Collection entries
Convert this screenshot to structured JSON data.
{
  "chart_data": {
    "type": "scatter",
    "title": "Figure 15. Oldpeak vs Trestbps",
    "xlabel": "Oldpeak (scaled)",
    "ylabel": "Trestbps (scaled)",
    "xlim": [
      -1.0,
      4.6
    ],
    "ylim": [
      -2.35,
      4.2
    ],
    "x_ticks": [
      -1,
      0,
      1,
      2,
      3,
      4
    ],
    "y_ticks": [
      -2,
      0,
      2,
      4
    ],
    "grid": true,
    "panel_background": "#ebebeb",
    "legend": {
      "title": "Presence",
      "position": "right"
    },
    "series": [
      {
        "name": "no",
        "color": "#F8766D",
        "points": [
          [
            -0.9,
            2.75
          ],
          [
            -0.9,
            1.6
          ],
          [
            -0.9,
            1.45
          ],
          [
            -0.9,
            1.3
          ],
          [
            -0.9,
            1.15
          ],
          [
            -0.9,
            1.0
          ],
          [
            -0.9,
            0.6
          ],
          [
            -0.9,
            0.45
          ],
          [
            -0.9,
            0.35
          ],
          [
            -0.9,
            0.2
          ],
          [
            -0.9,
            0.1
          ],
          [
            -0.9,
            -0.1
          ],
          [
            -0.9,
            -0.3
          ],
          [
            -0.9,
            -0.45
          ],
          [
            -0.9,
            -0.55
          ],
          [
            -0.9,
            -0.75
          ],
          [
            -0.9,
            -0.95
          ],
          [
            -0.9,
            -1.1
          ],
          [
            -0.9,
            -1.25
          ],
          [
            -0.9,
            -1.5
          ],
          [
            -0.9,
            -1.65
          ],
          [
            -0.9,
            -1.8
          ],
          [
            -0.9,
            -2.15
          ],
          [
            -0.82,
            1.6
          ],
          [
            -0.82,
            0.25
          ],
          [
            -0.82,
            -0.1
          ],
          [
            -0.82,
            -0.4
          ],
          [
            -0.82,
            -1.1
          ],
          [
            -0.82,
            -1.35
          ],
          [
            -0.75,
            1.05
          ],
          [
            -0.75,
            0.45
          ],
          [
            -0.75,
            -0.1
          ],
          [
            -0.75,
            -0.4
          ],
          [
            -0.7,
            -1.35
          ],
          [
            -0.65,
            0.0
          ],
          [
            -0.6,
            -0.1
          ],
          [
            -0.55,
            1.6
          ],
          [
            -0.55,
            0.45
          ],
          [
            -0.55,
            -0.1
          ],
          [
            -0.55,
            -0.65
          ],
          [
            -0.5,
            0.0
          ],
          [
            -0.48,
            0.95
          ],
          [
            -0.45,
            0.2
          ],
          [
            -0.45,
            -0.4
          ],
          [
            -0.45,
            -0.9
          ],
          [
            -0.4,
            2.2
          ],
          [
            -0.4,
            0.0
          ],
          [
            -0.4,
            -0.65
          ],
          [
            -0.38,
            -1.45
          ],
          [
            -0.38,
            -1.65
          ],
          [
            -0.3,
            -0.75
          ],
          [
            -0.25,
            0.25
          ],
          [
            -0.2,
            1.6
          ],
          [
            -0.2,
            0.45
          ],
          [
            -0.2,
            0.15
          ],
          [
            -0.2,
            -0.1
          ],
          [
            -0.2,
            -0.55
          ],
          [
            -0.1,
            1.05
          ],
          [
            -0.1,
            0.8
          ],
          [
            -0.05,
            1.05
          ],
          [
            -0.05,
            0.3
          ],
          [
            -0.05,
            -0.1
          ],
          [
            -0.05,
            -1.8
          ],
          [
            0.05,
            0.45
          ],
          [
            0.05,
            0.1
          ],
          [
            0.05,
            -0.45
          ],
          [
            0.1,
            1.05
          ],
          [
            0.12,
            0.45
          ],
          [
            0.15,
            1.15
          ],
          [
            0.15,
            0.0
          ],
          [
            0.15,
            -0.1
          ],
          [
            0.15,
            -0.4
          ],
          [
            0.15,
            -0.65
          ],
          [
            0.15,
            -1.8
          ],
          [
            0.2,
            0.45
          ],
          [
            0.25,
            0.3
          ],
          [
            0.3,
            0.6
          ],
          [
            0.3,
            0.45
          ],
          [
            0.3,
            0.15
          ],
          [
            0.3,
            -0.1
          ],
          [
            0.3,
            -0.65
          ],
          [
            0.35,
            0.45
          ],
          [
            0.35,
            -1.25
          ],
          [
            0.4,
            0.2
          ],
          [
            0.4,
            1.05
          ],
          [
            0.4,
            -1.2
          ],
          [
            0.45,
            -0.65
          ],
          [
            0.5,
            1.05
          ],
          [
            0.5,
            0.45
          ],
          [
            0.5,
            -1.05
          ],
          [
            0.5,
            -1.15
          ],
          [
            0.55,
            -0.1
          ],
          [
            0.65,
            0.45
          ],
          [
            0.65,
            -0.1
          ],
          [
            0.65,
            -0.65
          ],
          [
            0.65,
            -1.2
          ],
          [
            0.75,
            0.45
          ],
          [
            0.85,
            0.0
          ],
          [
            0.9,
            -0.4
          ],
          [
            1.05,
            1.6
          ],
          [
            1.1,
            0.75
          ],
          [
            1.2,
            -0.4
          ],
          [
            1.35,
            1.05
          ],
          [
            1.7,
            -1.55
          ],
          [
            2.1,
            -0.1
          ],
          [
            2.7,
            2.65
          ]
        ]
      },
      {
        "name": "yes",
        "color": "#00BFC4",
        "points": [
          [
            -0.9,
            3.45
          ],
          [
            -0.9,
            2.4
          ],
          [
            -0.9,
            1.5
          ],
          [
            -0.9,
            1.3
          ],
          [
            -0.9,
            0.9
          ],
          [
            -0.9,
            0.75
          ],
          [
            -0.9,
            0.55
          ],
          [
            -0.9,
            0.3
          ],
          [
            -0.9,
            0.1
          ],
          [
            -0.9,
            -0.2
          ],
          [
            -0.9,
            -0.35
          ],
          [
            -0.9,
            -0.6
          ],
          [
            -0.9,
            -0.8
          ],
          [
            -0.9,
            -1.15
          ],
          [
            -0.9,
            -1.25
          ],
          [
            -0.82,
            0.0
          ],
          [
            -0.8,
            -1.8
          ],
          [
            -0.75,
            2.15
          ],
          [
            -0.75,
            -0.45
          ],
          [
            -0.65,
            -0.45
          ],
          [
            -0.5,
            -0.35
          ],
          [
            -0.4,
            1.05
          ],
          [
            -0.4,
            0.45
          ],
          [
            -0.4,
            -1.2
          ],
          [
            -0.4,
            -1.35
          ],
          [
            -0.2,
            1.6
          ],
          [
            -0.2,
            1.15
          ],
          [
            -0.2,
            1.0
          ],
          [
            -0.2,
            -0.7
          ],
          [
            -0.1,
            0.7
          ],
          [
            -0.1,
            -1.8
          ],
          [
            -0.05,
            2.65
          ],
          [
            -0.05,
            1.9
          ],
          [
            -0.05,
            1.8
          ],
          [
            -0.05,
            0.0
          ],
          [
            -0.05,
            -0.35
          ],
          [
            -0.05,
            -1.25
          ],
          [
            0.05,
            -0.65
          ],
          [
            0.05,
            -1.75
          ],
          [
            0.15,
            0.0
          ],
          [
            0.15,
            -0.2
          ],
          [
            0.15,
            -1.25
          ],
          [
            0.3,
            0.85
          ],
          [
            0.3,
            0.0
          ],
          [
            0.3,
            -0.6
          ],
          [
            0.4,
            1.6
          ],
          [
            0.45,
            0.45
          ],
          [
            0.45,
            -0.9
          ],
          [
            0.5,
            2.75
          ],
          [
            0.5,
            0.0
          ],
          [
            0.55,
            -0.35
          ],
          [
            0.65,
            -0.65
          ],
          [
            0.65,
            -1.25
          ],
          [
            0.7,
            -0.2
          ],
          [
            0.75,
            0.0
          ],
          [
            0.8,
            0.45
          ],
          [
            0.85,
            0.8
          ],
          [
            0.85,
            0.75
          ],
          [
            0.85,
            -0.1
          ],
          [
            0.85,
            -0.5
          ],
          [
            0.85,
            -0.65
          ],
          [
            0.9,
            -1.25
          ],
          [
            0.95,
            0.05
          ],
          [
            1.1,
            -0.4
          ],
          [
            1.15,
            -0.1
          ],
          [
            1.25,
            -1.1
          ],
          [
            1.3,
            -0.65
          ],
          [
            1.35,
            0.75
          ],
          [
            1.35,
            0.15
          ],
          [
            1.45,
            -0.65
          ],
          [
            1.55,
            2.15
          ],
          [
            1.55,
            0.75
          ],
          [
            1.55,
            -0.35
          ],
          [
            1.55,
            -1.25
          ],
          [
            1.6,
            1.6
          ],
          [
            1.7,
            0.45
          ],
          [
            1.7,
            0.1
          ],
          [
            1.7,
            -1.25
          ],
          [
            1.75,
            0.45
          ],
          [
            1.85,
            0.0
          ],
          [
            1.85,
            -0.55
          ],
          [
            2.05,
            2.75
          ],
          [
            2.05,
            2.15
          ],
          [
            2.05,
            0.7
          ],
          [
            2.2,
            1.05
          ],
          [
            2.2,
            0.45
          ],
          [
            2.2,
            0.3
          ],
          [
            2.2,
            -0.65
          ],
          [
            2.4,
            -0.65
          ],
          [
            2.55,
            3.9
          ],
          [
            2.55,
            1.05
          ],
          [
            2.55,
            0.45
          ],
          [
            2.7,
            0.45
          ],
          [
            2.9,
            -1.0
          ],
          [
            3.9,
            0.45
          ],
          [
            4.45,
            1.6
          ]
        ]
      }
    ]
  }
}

**Required task**
Respond with the number of lines containing "Trestbps" and no additional words.

**Answer**
2